Reproduce the entries in full, with no changes.
*****
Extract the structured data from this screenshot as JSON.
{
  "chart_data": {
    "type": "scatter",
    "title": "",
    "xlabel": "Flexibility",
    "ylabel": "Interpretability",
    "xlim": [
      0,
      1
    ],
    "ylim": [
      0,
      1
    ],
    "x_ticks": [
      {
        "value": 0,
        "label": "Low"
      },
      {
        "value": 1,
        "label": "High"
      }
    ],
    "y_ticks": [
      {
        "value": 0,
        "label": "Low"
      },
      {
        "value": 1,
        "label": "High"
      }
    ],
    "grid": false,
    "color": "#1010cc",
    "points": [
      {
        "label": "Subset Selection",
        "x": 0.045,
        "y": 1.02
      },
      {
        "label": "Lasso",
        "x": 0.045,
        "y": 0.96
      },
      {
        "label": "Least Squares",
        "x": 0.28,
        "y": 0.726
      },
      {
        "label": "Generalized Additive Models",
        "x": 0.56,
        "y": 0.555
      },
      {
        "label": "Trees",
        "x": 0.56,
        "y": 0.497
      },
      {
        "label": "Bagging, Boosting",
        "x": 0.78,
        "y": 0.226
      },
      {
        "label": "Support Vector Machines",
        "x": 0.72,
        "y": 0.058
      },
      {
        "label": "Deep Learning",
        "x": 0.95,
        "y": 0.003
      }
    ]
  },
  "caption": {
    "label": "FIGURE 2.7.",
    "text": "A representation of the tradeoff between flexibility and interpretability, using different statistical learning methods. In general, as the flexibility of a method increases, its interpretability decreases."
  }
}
*****
▸ Solution to the exercise
Extract the structured data from this screenshot as JSON.
{
  "chart_data": {
    "type": "scatter",
    "title": "",
    "xlabel": "Flexibility",
    "ylabel": "Interpretability",
    "xlim": [
      0,
      1
    ],
    "ylim": [
      0,
      1
    ],
    "x_ticks": [
      {
        "value": 0,
        "label": "Low"
      },
      {
        "value": 1,
        "label": "High"
      }
    ],
    "y_ticks": [
      {
        "value": 0,
        "label": "Low"
      },
      {
        "value": 1,
        "label": "High"
      }
    ],
    "grid": false,
    "color": "#1010cc",
    "points": [
      {
        "label": "Subset Selection",
        "x": 0.045,
        "y": 1.02
      },
      {
        "label": "Lasso",
        "x": 0.045,
        "y": 0.96
      },
      {
        "label": "Least Squares",
        "x": 0.28,
        "y": 0.726
      },
      {
        "label": "Generalized Additive Models",
        "x": 0.56,
        "y": 0.555
      },
      {
        "label": "Trees",
        "x": 0.56,
        "y": 0.497
      },
      {
        "label": "Bagging, Boosting",
        "x": 0.78,
        "y": 0.226
      },
      {
        "label": "Support Vector Machines",
        "x": 0.72,
        "y": 0.058
      },
      {
        "label": "Deep Learning",
        "x": 0.95,
        "y": 0.003
      }
    ]
  },
  "caption": {
    "label": "FIGURE 2.7.",
    "text": "A representation of the tradeoff between flexibility and interpretability, using different statistical learning methods. In general, as the flexibility of a method increases, its interpretability decreases."
  }
}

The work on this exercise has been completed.